INSTRUCTIONS TO FOLLOW: Set down every entry word for word. Omit the pictures.

─── MATERIAL FOR THE TASK ───

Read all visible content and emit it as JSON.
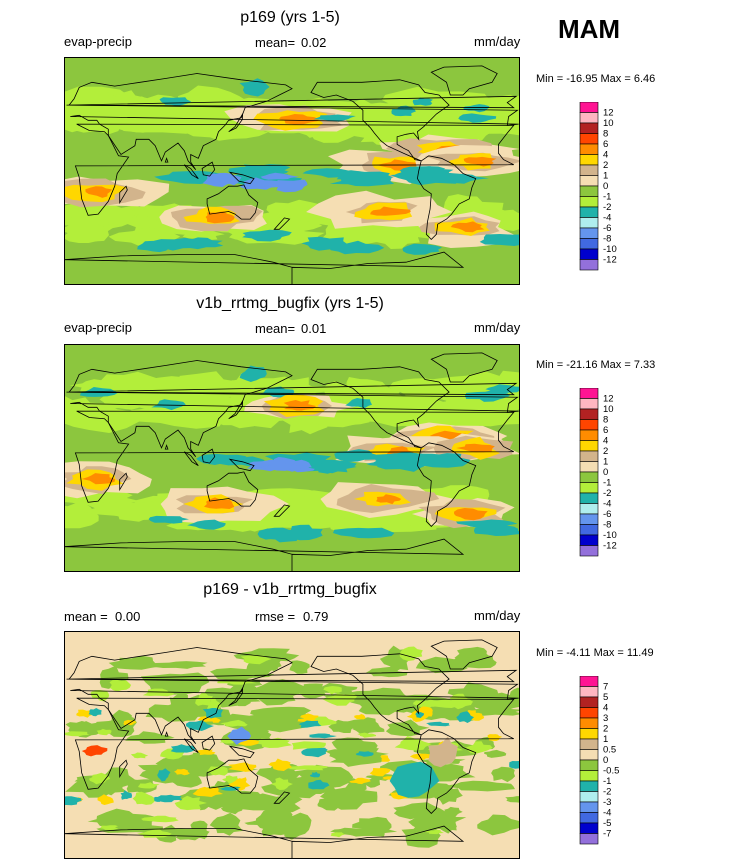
{
  "season": "MAM",
  "palette": {
    "ocean_base": "#8cc63e",
    "land_outline": "#000000",
    "frame": "#000000"
  },
  "chart_data": [
    {
      "type": "heatmap",
      "title": "p169 (yrs 1-5)",
      "variable": "evap-precip",
      "stat_label_1": "mean=",
      "stat_value_1": "0.02",
      "units": "mm/day",
      "minmax": "Min = -16.95 Max =   6.46",
      "min": -16.95,
      "max": 6.46,
      "projection": "cylindrical equidistant",
      "colorbar": {
        "levels": [
          "12",
          "10",
          "8",
          "6",
          "4",
          "2",
          "1",
          "0",
          "-1",
          "-2",
          "-4",
          "-6",
          "-8",
          "-10",
          "-12"
        ],
        "colors": [
          "#ff1493",
          "#ffb6c1",
          "#b22222",
          "#ff4500",
          "#ff8c00",
          "#ffd700",
          "#d2b48c",
          "#f5deb3",
          "#8cc63e",
          "#b3ee3a",
          "#20b2aa",
          "#afeeee",
          "#6495ed",
          "#4169e1",
          "#0000cd",
          "#9370db"
        ]
      }
    },
    {
      "type": "heatmap",
      "title": "v1b_rrtmg_bugfix (yrs 1-5)",
      "variable": "evap-precip",
      "stat_label_1": "mean=",
      "stat_value_1": "0.01",
      "units": "mm/day",
      "minmax": "Min = -21.16 Max =   7.33",
      "min": -21.16,
      "max": 7.33,
      "projection": "cylindrical equidistant",
      "colorbar": {
        "levels": [
          "12",
          "10",
          "8",
          "6",
          "4",
          "2",
          "1",
          "0",
          "-1",
          "-2",
          "-4",
          "-6",
          "-8",
          "-10",
          "-12"
        ],
        "colors": [
          "#ff1493",
          "#ffb6c1",
          "#b22222",
          "#ff4500",
          "#ff8c00",
          "#ffd700",
          "#d2b48c",
          "#f5deb3",
          "#8cc63e",
          "#b3ee3a",
          "#20b2aa",
          "#afeeee",
          "#6495ed",
          "#4169e1",
          "#0000cd",
          "#9370db"
        ]
      }
    },
    {
      "type": "heatmap",
      "title": "p169 - v1b_rrtmg_bugfix",
      "variable": "",
      "stat_label_1": "mean =",
      "stat_value_1": "0.00",
      "stat_label_2": "rmse =",
      "stat_value_2": "0.79",
      "units": "mm/day",
      "minmax": "Min =  -4.11 Max =  11.49",
      "min": -4.11,
      "max": 11.49,
      "projection": "cylindrical equidistant",
      "colorbar": {
        "levels": [
          "7",
          "5",
          "4",
          "3",
          "2",
          "1",
          "0.5",
          "0",
          "-0.5",
          "-1",
          "-2",
          "-3",
          "-4",
          "-5",
          "-7"
        ],
        "colors": [
          "#ff1493",
          "#ffb6c1",
          "#b22222",
          "#ff4500",
          "#ff8c00",
          "#ffd700",
          "#d2b48c",
          "#f5deb3",
          "#8cc63e",
          "#b3ee3a",
          "#20b2aa",
          "#afeeee",
          "#6495ed",
          "#4169e1",
          "#0000cd",
          "#9370db"
        ]
      }
    }
  ]
}
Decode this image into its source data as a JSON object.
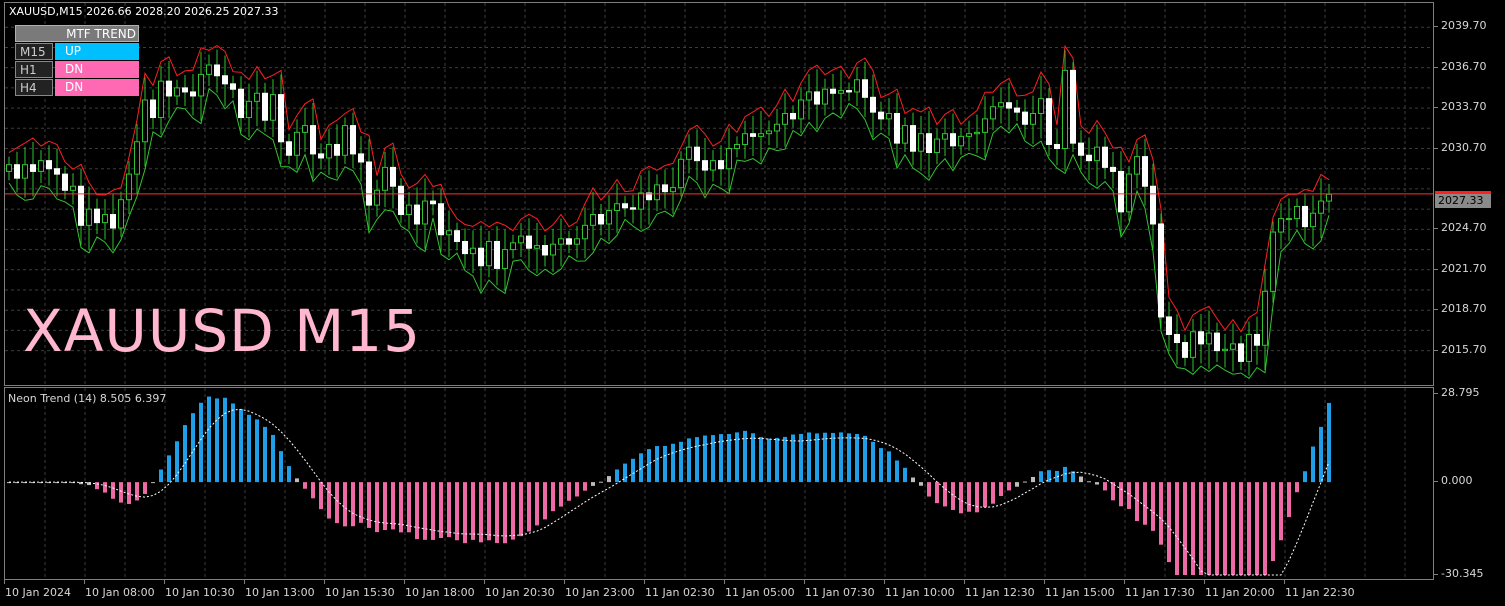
{
  "chart": {
    "title": "XAUUSD,M15  2026.66 2028.20 2026.25 2027.33",
    "big_label": "XAUUSD M15",
    "current_price": "2027.33",
    "colors": {
      "background": "#000000",
      "grid": "#3c3c3c",
      "candle": "#ffffff",
      "wick": "#2fc42f",
      "band_upper": "#ff2020",
      "band_lower": "#2fc42f",
      "price_line": "#ff3030",
      "hist_up": "#1e9fe8",
      "hist_down": "#ee6aa6",
      "hist_neutral": "#bdbdbd",
      "signal": "#ffffff"
    }
  },
  "mtf_trend": {
    "header": "MTF TREND",
    "rows": [
      {
        "tf": "M15",
        "value": "UP",
        "color": "#00bfff"
      },
      {
        "tf": "H1",
        "value": "DN",
        "color": "#ff69b4"
      },
      {
        "tf": "H4",
        "value": "DN",
        "color": "#ff69b4"
      }
    ]
  },
  "price_axis": {
    "labels": [
      "2039.70",
      "2036.70",
      "2033.70",
      "2030.70",
      "2024.70",
      "2021.70",
      "2018.70",
      "2015.70"
    ]
  },
  "indicator": {
    "title": "Neon Trend (14) 8.505 6.397",
    "axis_labels": [
      "28.795",
      "0.000",
      "-30.345"
    ]
  },
  "time_axis": {
    "labels": [
      "10 Jan 2024",
      "10 Jan 08:00",
      "10 Jan 10:30",
      "10 Jan 13:00",
      "10 Jan 15:30",
      "10 Jan 18:00",
      "10 Jan 20:30",
      "10 Jan 23:00",
      "11 Jan 02:30",
      "11 Jan 05:00",
      "11 Jan 07:30",
      "11 Jan 10:00",
      "11 Jan 12:30",
      "11 Jan 15:00",
      "11 Jan 17:30",
      "11 Jan 20:00",
      "11 Jan 22:30"
    ]
  },
  "chart_data": {
    "type": "candlestick",
    "symbol": "XAUUSD",
    "timeframe": "M15",
    "ylim": [
      2013.0,
      2041.5
    ],
    "close": [
      2029.5,
      2028.5,
      2029.5,
      2029.0,
      2029.8,
      2029.2,
      2028.8,
      2027.6,
      2027.9,
      2025.0,
      2026.2,
      2025.2,
      2025.8,
      2024.8,
      2026.9,
      2028.8,
      2031.2,
      2034.3,
      2033.0,
      2035.7,
      2034.6,
      2035.2,
      2034.9,
      2034.6,
      2036.2,
      2036.9,
      2036.1,
      2035.5,
      2035.1,
      2033.0,
      2034.2,
      2034.8,
      2032.8,
      2034.7,
      2031.2,
      2030.2,
      2031.9,
      2032.4,
      2030.3,
      2030.0,
      2031.0,
      2030.2,
      2032.4,
      2030.3,
      2029.7,
      2026.5,
      2027.6,
      2029.3,
      2027.9,
      2025.8,
      2026.5,
      2025.1,
      2026.8,
      2026.6,
      2024.3,
      2024.6,
      2023.8,
      2022.9,
      2023.3,
      2022.0,
      2023.8,
      2021.8,
      2023.2,
      2023.7,
      2024.2,
      2023.3,
      2023.5,
      2022.8,
      2023.6,
      2024.0,
      2023.6,
      2024.0,
      2025.0,
      2025.8,
      2025.1,
      2026.1,
      2026.6,
      2026.3,
      2026.2,
      2027.4,
      2026.9,
      2028.0,
      2027.5,
      2027.8,
      2029.9,
      2030.8,
      2029.8,
      2029.1,
      2029.8,
      2029.2,
      2030.7,
      2031.0,
      2031.8,
      2031.6,
      2031.8,
      2032.0,
      2032.5,
      2033.3,
      2032.9,
      2034.3,
      2034.9,
      2034.0,
      2035.1,
      2034.8,
      2035.0,
      2034.9,
      2035.8,
      2034.5,
      2033.4,
      2032.9,
      2033.3,
      2031.1,
      2032.4,
      2030.5,
      2031.8,
      2030.4,
      2031.4,
      2031.8,
      2030.9,
      2031.6,
      2031.8,
      2031.9,
      2032.9,
      2033.8,
      2034.1,
      2033.7,
      2033.4,
      2032.5,
      2033.3,
      2034.4,
      2031.0,
      2030.7,
      2036.5,
      2031.1,
      2030.2,
      2029.8,
      2030.8,
      2029.3,
      2029.0,
      2026.0,
      2028.8,
      2030.1,
      2027.9,
      2025.1,
      2018.2,
      2016.9,
      2016.3,
      2015.2,
      2017.1,
      2016.2,
      2017.0,
      2015.7,
      2015.8,
      2016.2,
      2014.9,
      2016.9,
      2016.1,
      2020.1,
      2024.5,
      2025.5,
      2025.5,
      2026.4,
      2024.9,
      2025.9,
      2026.8,
      2027.3
    ]
  }
}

───

TASK ANSWER:
Read all visible content and emit it as JSON.
{
  "season": "MAM",
  "palette": {
    "ocean_base": "#8cc63e",
    "land_outline": "#000000",
    "frame": "#000000"
  },
  "chart_data": [
    {
      "type": "heatmap",
      "title": "p169 (yrs 1-5)",
      "variable": "evap-precip",
      "stat_label_1": "mean=",
      "stat_value_1": "0.02",
      "units": "mm/day",
      "minmax": "Min = -16.95 Max =   6.46",
      "min": -16.95,
      "max": 6.46,
      "projection": "cylindrical equidistant",
      "colorbar": {
        "levels": [
          "12",
          "10",
          "8",
          "6",
          "4",
          "2",
          "1",
          "0",
          "-1",
          "-2",
          "-4",
          "-6",
          "-8",
          "-10",
          "-12"
        ],
        "colors": [
          "#ff1493",
          "#ffb6c1",
          "#b22222",
          "#ff4500",
          "#ff8c00",
          "#ffd700",
          "#d2b48c",
          "#f5deb3",
          "#8cc63e",
          "#b3ee3a",
          "#20b2aa",
          "#afeeee",
          "#6495ed",
          "#4169e1",
          "#0000cd",
          "#9370db"
        ]
      }
    },
    {
      "type": "heatmap",
      "title": "v1b_rrtmg_bugfix (yrs 1-5)",
      "variable": "evap-precip",
      "stat_label_1": "mean=",
      "stat_value_1": "0.01",
      "units": "mm/day",
      "minmax": "Min = -21.16 Max =   7.33",
      "min": -21.16,
      "max": 7.33,
      "projection": "cylindrical equidistant",
      "colorbar": {
        "levels": [
          "12",
          "10",
          "8",
          "6",
          "4",
          "2",
          "1",
          "0",
          "-1",
          "-2",
          "-4",
          "-6",
          "-8",
          "-10",
          "-12"
        ],
        "colors": [
          "#ff1493",
          "#ffb6c1",
          "#b22222",
          "#ff4500",
          "#ff8c00",
          "#ffd700",
          "#d2b48c",
          "#f5deb3",
          "#8cc63e",
          "#b3ee3a",
          "#20b2aa",
          "#afeeee",
          "#6495ed",
          "#4169e1",
          "#0000cd",
          "#9370db"
        ]
      }
    },
    {
      "type": "heatmap",
      "title": "p169 - v1b_rrtmg_bugfix",
      "variable": "",
      "stat_label_1": "mean =",
      "stat_value_1": "0.00",
      "stat_label_2": "rmse =",
      "stat_value_2": "0.79",
      "units": "mm/day",
      "minmax": "Min =  -4.11 Max =  11.49",
      "min": -4.11,
      "max": 11.49,
      "projection": "cylindrical equidistant",
      "colorbar": {
        "levels": [
          "7",
          "5",
          "4",
          "3",
          "2",
          "1",
          "0.5",
          "0",
          "-0.5",
          "-1",
          "-2",
          "-3",
          "-4",
          "-5",
          "-7"
        ],
        "colors": [
          "#ff1493",
          "#ffb6c1",
          "#b22222",
          "#ff4500",
          "#ff8c00",
          "#ffd700",
          "#d2b48c",
          "#f5deb3",
          "#8cc63e",
          "#b3ee3a",
          "#20b2aa",
          "#afeeee",
          "#6495ed",
          "#4169e1",
          "#0000cd",
          "#9370db"
        ]
      }
    }
  ]
}
Decode this image into its source data as a JSON object.
{
  "chart": {
    "title": "XAUUSD,M15  2026.66 2028.20 2026.25 2027.33",
    "big_label": "XAUUSD M15",
    "current_price": "2027.33",
    "colors": {
      "background": "#000000",
      "grid": "#3c3c3c",
      "candle": "#ffffff",
      "wick": "#2fc42f",
      "band_upper": "#ff2020",
      "band_lower": "#2fc42f",
      "price_line": "#ff3030",
      "hist_up": "#1e9fe8",
      "hist_down": "#ee6aa6",
      "hist_neutral": "#bdbdbd",
      "signal": "#ffffff"
    }
  },
  "mtf_trend": {
    "header": "MTF TREND",
    "rows": [
      {
        "tf": "M15",
        "value": "UP",
        "color": "#00bfff"
      },
      {
        "tf": "H1",
        "value": "DN",
        "color": "#ff69b4"
      },
      {
        "tf": "H4",
        "value": "DN",
        "color": "#ff69b4"
      }
    ]
  },
  "price_axis": {
    "labels": [
      "2039.70",
      "2036.70",
      "2033.70",
      "2030.70",
      "2024.70",
      "2021.70",
      "2018.70",
      "2015.70"
    ]
  },
  "indicator": {
    "title": "Neon Trend (14) 8.505 6.397",
    "axis_labels": [
      "28.795",
      "0.000",
      "-30.345"
    ]
  },
  "time_axis": {
    "labels": [
      "10 Jan 2024",
      "10 Jan 08:00",
      "10 Jan 10:30",
      "10 Jan 13:00",
      "10 Jan 15:30",
      "10 Jan 18:00",
      "10 Jan 20:30",
      "10 Jan 23:00",
      "11 Jan 02:30",
      "11 Jan 05:00",
      "11 Jan 07:30",
      "11 Jan 10:00",
      "11 Jan 12:30",
      "11 Jan 15:00",
      "11 Jan 17:30",
      "11 Jan 20:00",
      "11 Jan 22:30"
    ]
  },
  "chart_data": {
    "type": "candlestick",
    "symbol": "XAUUSD",
    "timeframe": "M15",
    "ylim": [
      2013.0,
      2041.5
    ],
    "close": [
      2029.5,
      2028.5,
      2029.5,
      2029.0,
      2029.8,
      2029.2,
      2028.8,
      2027.6,
      2027.9,
      2025.0,
      2026.2,
      2025.2,
      2025.8,
      2024.8,
      2026.9,
      2028.8,
      2031.2,
      2034.3,
      2033.0,
      2035.7,
      2034.6,
      2035.2,
      2034.9,
      2034.6,
      2036.2,
      2036.9,
      2036.1,
      2035.5,
      2035.1,
      2033.0,
      2034.2,
      2034.8,
      2032.8,
      2034.7,
      2031.2,
      2030.2,
      2031.9,
      2032.4,
      2030.3,
      2030.0,
      2031.0,
      2030.2,
      2032.4,
      2030.3,
      2029.7,
      2026.5,
      2027.6,
      2029.3,
      2027.9,
      2025.8,
      2026.5,
      2025.1,
      2026.8,
      2026.6,
      2024.3,
      2024.6,
      2023.8,
      2022.9,
      2023.3,
      2022.0,
      2023.8,
      2021.8,
      2023.2,
      2023.7,
      2024.2,
      2023.3,
      2023.5,
      2022.8,
      2023.6,
      2024.0,
      2023.6,
      2024.0,
      2025.0,
      2025.8,
      2025.1,
      2026.1,
      2026.6,
      2026.3,
      2026.2,
      2027.4,
      2026.9,
      2028.0,
      2027.5,
      2027.8,
      2029.9,
      2030.8,
      2029.8,
      2029.1,
      2029.8,
      2029.2,
      2030.7,
      2031.0,
      2031.8,
      2031.6,
      2031.8,
      2032.0,
      2032.5,
      2033.3,
      2032.9,
      2034.3,
      2034.9,
      2034.0,
      2035.1,
      2034.8,
      2035.0,
      2034.9,
      2035.8,
      2034.5,
      2033.4,
      2032.9,
      2033.3,
      2031.1,
      2032.4,
      2030.5,
      2031.8,
      2030.4,
      2031.4,
      2031.8,
      2030.9,
      2031.6,
      2031.8,
      2031.9,
      2032.9,
      2033.8,
      2034.1,
      2033.7,
      2033.4,
      2032.5,
      2033.3,
      2034.4,
      2031.0,
      2030.7,
      2036.5,
      2031.1,
      2030.2,
      2029.8,
      2030.8,
      2029.3,
      2029.0,
      2026.0,
      2028.8,
      2030.1,
      2027.9,
      2025.1,
      2018.2,
      2016.9,
      2016.3,
      2015.2,
      2017.1,
      2016.2,
      2017.0,
      2015.7,
      2015.8,
      2016.2,
      2014.9,
      2016.9,
      2016.1,
      2020.1,
      2024.5,
      2025.5,
      2025.5,
      2026.4,
      2024.9,
      2025.9,
      2026.8,
      2027.3
    ]
  }
}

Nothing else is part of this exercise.